Locate every line in the records below that holds the word "source" and return each one.

==== DATASET EXTRACT ====

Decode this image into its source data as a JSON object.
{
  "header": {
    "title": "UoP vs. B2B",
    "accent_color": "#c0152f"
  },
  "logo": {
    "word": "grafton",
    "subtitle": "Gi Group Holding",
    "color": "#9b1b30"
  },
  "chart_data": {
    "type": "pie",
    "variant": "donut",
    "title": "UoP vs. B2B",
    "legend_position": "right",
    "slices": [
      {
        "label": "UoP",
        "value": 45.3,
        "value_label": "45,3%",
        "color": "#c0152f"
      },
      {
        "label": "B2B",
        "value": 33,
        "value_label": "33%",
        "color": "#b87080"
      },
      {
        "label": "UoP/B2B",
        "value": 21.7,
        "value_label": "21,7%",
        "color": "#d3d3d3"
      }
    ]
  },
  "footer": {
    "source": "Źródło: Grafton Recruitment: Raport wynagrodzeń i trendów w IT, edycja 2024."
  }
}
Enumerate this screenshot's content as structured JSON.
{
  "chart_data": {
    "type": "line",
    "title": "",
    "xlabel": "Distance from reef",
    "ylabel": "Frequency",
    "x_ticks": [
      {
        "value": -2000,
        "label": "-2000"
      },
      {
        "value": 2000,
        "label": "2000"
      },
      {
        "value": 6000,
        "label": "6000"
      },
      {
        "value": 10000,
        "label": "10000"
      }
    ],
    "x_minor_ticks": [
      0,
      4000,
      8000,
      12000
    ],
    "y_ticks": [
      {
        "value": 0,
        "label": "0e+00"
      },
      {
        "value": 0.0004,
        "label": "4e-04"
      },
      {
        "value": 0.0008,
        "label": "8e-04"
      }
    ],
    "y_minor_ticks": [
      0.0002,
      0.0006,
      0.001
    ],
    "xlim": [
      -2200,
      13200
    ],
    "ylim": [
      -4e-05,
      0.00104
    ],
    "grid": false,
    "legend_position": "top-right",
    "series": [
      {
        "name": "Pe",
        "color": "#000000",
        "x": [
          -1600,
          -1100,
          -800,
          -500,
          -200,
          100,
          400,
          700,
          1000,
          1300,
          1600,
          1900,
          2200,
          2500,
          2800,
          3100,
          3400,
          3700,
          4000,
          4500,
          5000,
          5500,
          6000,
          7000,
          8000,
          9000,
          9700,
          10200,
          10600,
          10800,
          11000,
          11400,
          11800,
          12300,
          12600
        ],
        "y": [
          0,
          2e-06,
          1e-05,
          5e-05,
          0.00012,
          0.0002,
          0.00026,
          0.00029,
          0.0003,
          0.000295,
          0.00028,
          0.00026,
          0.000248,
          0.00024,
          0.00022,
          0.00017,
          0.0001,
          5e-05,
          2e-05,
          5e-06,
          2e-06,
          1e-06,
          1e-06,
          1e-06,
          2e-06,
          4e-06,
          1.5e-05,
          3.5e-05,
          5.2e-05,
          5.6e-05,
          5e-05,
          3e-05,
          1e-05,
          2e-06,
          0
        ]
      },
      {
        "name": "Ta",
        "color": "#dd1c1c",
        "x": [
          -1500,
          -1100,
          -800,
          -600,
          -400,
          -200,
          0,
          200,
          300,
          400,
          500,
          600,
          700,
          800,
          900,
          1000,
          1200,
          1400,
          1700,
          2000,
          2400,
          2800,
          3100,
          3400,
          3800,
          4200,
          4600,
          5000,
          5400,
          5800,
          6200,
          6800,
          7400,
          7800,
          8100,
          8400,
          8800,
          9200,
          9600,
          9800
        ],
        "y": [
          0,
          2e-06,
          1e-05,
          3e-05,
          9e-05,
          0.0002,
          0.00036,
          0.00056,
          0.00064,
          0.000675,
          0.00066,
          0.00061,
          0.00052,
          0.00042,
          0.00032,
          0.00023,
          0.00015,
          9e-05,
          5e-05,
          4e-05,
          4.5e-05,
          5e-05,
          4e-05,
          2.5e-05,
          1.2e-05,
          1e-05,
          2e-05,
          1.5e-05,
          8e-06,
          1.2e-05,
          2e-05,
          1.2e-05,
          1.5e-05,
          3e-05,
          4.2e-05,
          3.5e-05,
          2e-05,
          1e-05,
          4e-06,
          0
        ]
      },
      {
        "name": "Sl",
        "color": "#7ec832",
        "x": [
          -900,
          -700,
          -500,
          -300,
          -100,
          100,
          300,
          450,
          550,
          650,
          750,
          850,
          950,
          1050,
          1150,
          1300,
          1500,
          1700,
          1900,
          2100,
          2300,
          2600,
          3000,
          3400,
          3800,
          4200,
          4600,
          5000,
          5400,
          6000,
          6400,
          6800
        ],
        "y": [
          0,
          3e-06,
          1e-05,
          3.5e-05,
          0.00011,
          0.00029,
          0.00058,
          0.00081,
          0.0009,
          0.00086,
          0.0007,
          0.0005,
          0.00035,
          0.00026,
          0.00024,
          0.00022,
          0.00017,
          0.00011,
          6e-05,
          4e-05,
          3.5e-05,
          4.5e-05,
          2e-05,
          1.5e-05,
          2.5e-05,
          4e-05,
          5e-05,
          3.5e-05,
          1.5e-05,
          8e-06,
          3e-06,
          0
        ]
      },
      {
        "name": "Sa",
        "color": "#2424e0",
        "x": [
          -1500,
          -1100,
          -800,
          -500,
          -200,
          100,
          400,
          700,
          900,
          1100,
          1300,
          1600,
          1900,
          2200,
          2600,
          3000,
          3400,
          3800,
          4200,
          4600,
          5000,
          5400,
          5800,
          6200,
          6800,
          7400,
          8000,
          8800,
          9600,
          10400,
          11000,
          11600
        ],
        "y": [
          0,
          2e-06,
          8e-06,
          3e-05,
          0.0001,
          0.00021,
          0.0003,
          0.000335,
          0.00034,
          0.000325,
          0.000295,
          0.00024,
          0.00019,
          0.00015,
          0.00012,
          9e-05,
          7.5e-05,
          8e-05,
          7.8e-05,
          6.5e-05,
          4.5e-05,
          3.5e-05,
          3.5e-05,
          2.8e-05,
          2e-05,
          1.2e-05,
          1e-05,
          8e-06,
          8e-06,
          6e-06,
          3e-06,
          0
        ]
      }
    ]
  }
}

====

* [ANSWER TO THE TASK]:
Decode this image into its source data as a JSON object.
    "source": "Źródło: Grafton Recruitment: Raport wynagrodzeń i trendów w IT, edycja 2024."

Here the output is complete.